__WHAT YOU SHOULD DO__:
Check each line of the records below and collect those holding "проведении".

__DATA PROVIDED__:

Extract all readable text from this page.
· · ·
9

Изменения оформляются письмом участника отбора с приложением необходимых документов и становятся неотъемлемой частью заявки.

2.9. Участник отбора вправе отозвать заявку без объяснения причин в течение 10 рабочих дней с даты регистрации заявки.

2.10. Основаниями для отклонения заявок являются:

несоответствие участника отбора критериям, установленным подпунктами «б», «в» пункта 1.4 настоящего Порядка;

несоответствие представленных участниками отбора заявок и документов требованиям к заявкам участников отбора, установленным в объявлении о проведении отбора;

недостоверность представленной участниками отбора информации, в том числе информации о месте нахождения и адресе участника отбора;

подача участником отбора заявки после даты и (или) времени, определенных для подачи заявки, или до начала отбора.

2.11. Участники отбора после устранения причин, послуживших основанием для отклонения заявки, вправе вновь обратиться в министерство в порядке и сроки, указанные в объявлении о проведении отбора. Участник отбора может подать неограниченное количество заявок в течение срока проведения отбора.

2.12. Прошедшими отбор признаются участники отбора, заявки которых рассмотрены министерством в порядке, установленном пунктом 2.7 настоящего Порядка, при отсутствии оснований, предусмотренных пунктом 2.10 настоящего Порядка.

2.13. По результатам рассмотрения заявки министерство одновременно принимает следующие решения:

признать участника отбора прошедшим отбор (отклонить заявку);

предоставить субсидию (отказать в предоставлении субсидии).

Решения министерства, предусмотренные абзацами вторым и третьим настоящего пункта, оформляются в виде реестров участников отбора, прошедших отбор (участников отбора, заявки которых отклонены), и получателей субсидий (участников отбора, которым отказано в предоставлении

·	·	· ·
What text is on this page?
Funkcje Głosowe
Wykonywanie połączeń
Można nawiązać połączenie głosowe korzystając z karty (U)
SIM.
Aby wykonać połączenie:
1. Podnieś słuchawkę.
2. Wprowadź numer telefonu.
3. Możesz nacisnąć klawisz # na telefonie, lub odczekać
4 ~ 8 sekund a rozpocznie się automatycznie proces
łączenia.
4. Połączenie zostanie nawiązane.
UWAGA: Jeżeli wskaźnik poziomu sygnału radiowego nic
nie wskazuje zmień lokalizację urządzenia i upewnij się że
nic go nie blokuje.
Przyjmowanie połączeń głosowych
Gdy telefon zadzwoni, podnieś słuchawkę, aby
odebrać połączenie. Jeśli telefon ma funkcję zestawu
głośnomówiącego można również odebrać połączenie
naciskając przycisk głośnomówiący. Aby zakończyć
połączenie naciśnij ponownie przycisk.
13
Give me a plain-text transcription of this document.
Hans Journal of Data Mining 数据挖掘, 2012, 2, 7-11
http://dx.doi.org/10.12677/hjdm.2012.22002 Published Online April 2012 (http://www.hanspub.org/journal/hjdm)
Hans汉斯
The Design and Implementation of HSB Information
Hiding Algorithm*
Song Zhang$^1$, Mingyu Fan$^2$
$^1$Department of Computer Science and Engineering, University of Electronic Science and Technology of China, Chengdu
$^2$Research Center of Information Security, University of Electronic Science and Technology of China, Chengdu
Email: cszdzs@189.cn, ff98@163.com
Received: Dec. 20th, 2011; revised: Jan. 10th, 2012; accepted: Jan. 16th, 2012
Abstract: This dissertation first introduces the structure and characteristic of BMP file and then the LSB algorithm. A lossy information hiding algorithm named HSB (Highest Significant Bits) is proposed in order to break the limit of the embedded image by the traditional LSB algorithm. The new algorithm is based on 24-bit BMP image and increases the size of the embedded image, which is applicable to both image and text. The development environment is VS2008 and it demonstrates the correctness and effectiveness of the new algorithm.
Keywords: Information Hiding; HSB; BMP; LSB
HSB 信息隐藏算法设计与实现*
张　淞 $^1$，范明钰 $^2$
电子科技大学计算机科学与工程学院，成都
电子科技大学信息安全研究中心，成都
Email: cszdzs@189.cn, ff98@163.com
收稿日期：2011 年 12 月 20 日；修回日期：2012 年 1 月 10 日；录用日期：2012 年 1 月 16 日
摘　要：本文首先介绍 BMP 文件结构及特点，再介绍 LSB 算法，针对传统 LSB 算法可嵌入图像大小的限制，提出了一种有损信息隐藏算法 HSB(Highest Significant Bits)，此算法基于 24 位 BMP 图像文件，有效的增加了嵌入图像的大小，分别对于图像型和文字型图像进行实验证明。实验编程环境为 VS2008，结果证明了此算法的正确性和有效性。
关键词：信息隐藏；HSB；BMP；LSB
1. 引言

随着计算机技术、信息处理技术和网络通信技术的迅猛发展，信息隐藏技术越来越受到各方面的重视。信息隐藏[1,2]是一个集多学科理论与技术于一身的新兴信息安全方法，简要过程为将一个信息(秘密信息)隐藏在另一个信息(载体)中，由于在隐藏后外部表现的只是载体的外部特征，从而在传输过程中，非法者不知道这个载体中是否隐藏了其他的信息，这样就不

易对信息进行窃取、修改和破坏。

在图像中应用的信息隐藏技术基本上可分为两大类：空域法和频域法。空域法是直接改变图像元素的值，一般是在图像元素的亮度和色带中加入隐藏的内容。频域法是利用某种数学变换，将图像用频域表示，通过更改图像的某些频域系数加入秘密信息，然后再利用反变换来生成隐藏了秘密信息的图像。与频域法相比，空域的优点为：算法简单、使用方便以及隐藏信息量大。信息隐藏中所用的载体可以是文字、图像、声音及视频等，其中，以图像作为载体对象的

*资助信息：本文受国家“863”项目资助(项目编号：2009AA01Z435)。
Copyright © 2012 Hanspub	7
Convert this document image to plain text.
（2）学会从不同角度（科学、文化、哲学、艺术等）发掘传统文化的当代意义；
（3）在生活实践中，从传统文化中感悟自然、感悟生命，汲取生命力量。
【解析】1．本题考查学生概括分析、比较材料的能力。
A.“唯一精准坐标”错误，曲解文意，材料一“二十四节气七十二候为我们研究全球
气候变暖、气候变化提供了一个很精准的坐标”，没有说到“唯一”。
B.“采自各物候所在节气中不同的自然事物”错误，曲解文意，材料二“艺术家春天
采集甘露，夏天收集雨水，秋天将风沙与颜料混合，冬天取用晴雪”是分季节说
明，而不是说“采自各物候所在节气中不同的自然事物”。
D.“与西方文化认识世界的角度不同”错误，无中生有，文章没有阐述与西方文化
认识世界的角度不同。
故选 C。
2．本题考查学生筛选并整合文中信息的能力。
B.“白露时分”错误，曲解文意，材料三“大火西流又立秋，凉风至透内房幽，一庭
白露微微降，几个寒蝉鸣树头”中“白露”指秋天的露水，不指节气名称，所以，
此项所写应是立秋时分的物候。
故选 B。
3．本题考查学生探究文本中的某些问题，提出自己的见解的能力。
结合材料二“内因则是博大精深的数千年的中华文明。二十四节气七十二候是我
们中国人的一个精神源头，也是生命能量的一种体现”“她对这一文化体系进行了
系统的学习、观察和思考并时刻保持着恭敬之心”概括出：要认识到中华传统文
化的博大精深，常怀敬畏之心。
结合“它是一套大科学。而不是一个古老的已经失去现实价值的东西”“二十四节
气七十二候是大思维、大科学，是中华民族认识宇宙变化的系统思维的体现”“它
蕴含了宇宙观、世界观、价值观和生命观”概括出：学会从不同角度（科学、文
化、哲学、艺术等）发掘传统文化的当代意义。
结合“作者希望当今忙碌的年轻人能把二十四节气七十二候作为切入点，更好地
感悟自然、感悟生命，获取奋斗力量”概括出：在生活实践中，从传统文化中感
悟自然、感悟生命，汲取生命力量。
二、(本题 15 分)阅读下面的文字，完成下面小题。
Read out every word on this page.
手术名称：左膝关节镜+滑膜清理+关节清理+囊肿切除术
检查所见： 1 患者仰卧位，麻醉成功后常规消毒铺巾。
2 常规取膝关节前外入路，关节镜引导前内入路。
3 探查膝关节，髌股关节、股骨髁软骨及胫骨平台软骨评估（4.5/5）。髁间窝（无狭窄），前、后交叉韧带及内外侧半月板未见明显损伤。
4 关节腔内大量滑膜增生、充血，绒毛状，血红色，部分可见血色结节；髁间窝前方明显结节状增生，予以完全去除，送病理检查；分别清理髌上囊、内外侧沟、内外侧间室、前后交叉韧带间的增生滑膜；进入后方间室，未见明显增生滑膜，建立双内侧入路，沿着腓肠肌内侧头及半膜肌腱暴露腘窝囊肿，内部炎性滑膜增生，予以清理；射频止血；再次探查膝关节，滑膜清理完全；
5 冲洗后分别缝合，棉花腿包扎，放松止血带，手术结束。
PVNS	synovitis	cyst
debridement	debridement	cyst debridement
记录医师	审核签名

__SOLUTION FOR THIS EXERCISE__:
несоответствие представленных участниками отбора заявок и документов требованиям к заявкам участников отбора, установленным в объявлении о проведении отбора;
2.11. Участники отбора после устранения причин, послуживших основанием для отклонения заявки, вправе вновь обратиться в министерство в порядке и сроки, указанные в объявлении о проведении отбора. Участник отбора может подать неограниченное количество заявок в течение срока проведения отбора.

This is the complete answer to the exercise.